**STATED GOAL**. Write out every single entry exactly.

**EXTRACTED DATA**.

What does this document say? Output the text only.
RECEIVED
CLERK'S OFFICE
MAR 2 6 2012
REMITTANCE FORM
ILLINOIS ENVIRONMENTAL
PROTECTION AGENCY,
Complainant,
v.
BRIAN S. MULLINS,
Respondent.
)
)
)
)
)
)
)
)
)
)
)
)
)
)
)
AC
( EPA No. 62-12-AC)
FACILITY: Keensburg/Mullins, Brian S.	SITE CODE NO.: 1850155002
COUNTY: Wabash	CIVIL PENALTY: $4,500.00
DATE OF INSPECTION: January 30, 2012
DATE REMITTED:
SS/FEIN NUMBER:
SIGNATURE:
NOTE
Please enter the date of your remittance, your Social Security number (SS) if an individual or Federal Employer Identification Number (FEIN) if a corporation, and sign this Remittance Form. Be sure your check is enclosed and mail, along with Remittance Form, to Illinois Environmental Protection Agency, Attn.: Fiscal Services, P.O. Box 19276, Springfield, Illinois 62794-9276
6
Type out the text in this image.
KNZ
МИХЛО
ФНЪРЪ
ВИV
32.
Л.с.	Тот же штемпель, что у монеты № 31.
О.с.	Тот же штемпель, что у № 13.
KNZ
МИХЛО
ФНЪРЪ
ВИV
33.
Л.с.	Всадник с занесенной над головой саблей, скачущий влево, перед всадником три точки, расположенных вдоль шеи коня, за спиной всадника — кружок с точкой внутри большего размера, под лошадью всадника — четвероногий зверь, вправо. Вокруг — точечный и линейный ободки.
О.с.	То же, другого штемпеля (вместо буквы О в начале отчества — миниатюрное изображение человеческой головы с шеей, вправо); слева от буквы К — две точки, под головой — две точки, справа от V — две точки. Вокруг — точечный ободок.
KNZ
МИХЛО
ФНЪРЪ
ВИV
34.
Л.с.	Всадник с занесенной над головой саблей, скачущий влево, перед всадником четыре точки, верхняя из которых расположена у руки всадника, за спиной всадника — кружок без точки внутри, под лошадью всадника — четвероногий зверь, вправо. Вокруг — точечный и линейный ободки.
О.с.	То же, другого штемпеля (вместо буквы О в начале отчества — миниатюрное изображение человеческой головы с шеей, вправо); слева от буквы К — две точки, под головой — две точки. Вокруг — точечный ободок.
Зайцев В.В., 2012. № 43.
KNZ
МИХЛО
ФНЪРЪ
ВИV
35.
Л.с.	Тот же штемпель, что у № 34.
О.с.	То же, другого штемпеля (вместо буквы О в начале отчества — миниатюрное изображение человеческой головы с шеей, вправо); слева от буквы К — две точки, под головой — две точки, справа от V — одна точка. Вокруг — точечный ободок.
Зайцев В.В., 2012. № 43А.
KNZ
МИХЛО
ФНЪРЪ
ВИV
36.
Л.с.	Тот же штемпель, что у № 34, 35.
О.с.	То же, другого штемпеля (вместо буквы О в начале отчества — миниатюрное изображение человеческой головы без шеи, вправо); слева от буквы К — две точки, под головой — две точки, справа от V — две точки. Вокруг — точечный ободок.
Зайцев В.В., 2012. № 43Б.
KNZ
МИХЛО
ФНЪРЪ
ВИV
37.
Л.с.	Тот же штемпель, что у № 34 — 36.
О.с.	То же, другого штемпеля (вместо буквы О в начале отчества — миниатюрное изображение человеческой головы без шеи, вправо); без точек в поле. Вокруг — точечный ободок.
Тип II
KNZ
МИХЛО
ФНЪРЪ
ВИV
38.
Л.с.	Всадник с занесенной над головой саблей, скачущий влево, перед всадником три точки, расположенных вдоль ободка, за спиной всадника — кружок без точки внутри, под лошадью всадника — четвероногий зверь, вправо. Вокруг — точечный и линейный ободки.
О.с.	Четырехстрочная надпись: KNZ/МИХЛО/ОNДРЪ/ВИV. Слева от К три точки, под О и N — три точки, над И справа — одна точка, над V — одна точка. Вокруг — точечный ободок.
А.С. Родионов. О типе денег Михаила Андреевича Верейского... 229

**TASK ANSWER**.
What does this document say? Output the text only.
RECEIVED
CLERK'S OFFICE
MAR 2 6 2012
REMITTANCE FORM
ILLINOIS ENVIRONMENTAL
PROTECTION AGENCY,
Complainant,
v.
BRIAN S. MULLINS,
Respondent.
)
)
)
)
)
)
)
)
)
)
)
)
)
)
)
AC
( EPA No. 62-12-AC)
FACILITY: Keensburg/Mullins, Brian S.	SITE CODE NO.: 1850155002
COUNTY: Wabash	CIVIL PENALTY: $4,500.00
DATE OF INSPECTION: January 30, 2012
DATE REMITTED:
SS/FEIN NUMBER:
SIGNATURE:
NOTE
Please enter the date of your remittance, your Social Security number (SS) if an individual or Federal Employer Identification Number (FEIN) if a corporation, and sign this Remittance Form. Be sure your check is enclosed and mail, along with Remittance Form, to Illinois Environmental Protection Agency, Attn.: Fiscal Services, P.O. Box 19276, Springfield, Illinois 62794-9276
6
Type out the text in this image.
KNZ
МИХЛО
ФНЪРЪ
ВИV
32.
Л.с.	Тот же штемпель, что у монеты № 31.
О.с.	Тот же штемпель, что у № 13.
KNZ
МИХЛО
ФНЪРЪ
ВИV
33.
Л.с.	Всадник с занесенной над головой саблей, скачущий влево, перед всадником три точки, расположенных вдоль шеи коня, за спиной всадника — кружок с точкой внутри большего размера, под лошадью всадника — четвероногий зверь, вправо. Вокруг — точечный и линейный ободки.
О.с.	То же, другого штемпеля (вместо буквы О в начале отчества — миниатюрное изображение человеческой головы с шеей, вправо); слева от буквы К — две точки, под головой — две точки, справа от V — две точки. Вокруг — точечный ободок.
KNZ
МИХЛО
ФНЪРЪ
ВИV
34.
Л.с.	Всадник с занесенной над головой саблей, скачущий влево, перед всадником четыре точки, верхняя из которых расположена у руки всадника, за спиной всадника — кружок без точки внутри, под лошадью всадника — четвероногий зверь, вправо. Вокруг — точечный и линейный ободки.
О.с.	То же, другого штемпеля (вместо буквы О в начале отчества — миниатюрное изображение человеческой головы с шеей, вправо); слева от буквы К — две точки, под головой — две точки. Вокруг — точечный ободок.
Зайцев В.В., 2012. № 43.
KNZ
МИХЛО
ФНЪРЪ
ВИV
35.
Л.с.	Тот же штемпель, что у № 34.
О.с.	То же, другого штемпеля (вместо буквы О в начале отчества — миниатюрное изображение человеческой головы с шеей, вправо); слева от буквы К — две точки, под головой — две точки, справа от V — одна точка. Вокруг — точечный ободок.
Зайцев В.В., 2012. № 43А.
KNZ
МИХЛО
ФНЪРЪ
ВИV
36.
Л.с.	Тот же штемпель, что у № 34, 35.
О.с.	То же, другого штемпеля (вместо буквы О в начале отчества — миниатюрное изображение человеческой головы без шеи, вправо); слева от буквы К — две точки, под головой — две точки, справа от V — две точки. Вокруг — точечный ободок.
Зайцев В.В., 2012. № 43Б.
KNZ
МИХЛО
ФНЪРЪ
ВИV
37.
Л.с.	Тот же штемпель, что у № 34 — 36.
О.с.	То же, другого штемпеля (вместо буквы О в начале отчества — миниатюрное изображение человеческой головы без шеи, вправо); без точек в поле. Вокруг — точечный ободок.
Тип II
KNZ
МИХЛО
ФНЪРЪ
ВИV
38.
Л.с.	Всадник с занесенной над головой саблей, скачущий влево, перед всадником три точки, расположенных вдоль ободка, за спиной всадника — кружок без точки внутри, под лошадью всадника — четвероногий зверь, вправо. Вокруг — точечный и линейный ободки.
О.с.	Четырехстрочная надпись: KNZ/МИХЛО/ОNДРЪ/ВИV. Слева от К три точки, под О и N — три точки, над И справа — одна точка, над V — одна точка. Вокруг — точечный ободок.
А.С. Родионов. О типе денег Михаила Андреевича Верейского... 229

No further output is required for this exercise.